▸ DATA EXCERPTS
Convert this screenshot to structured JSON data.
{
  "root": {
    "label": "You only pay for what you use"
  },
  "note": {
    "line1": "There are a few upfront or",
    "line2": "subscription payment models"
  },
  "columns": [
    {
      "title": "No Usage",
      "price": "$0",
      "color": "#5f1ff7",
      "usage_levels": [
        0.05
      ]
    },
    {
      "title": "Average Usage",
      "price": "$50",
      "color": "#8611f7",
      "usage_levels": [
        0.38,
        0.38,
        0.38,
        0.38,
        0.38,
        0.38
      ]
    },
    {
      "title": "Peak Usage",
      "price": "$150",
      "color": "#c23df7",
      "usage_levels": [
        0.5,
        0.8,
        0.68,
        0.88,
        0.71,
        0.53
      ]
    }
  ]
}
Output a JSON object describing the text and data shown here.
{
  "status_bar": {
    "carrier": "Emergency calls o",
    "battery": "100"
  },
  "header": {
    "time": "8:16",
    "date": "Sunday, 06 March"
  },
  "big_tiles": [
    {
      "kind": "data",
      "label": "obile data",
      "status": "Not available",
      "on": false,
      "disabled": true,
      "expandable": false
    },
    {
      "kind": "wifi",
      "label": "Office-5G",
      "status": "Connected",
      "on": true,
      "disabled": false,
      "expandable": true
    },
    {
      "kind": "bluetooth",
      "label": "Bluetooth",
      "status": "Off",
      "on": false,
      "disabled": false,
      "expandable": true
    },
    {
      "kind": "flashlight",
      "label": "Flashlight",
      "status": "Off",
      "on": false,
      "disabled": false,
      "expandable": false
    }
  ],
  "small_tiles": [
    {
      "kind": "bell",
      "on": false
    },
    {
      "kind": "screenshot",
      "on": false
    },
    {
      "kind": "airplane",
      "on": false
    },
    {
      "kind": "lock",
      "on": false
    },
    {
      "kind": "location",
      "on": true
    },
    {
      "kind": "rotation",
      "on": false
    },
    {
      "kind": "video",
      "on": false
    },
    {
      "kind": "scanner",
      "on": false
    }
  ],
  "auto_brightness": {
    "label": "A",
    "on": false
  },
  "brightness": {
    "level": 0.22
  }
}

▸ EXERCISE
Transcribe every entry exactly.

▸ SOLVED PROBLEM
Convert this screenshot to structured JSON data.
{
  "root": {
    "label": "You only pay for what you use"
  },
  "note": {
    "line1": "There are a few upfront or",
    "line2": "subscription payment models"
  },
  "columns": [
    {
      "title": "No Usage",
      "price": "$0",
      "color": "#5f1ff7",
      "usage_levels": [
        0.05
      ]
    },
    {
      "title": "Average Usage",
      "price": "$50",
      "color": "#8611f7",
      "usage_levels": [
        0.38,
        0.38,
        0.38,
        0.38,
        0.38,
        0.38
      ]
    },
    {
      "title": "Peak Usage",
      "price": "$150",
      "color": "#c23df7",
      "usage_levels": [
        0.5,
        0.8,
        0.68,
        0.88,
        0.71,
        0.53
      ]
    }
  ]
}
Output a JSON object describing the text and data shown here.
{
  "status_bar": {
    "carrier": "Emergency calls o",
    "battery": "100"
  },
  "header": {
    "time": "8:16",
    "date": "Sunday, 06 March"
  },
  "big_tiles": [
    {
      "kind": "data",
      "label": "obile data",
      "status": "Not available",
      "on": false,
      "disabled": true,
      "expandable": false
    },
    {
      "kind": "wifi",
      "label": "Office-5G",
      "status": "Connected",
      "on": true,
      "disabled": false,
      "expandable": true
    },
    {
      "kind": "bluetooth",
      "label": "Bluetooth",
      "status": "Off",
      "on": false,
      "disabled": false,
      "expandable": true
    },
    {
      "kind": "flashlight",
      "label": "Flashlight",
      "status": "Off",
      "on": false,
      "disabled": false,
      "expandable": false
    }
  ],
  "small_tiles": [
    {
      "kind": "bell",
      "on": false
    },
    {
      "kind": "screenshot",
      "on": false
    },
    {
      "kind": "airplane",
      "on": false
    },
    {
      "kind": "lock",
      "on": false
    },
    {
      "kind": "location",
      "on": true
    },
    {
      "kind": "rotation",
      "on": false
    },
    {
      "kind": "video",
      "on": false
    },
    {
      "kind": "scanner",
      "on": false
    }
  ],
  "auto_brightness": {
    "label": "A",
    "on": false
  },
  "brightness": {
    "level": 0.22
  }
}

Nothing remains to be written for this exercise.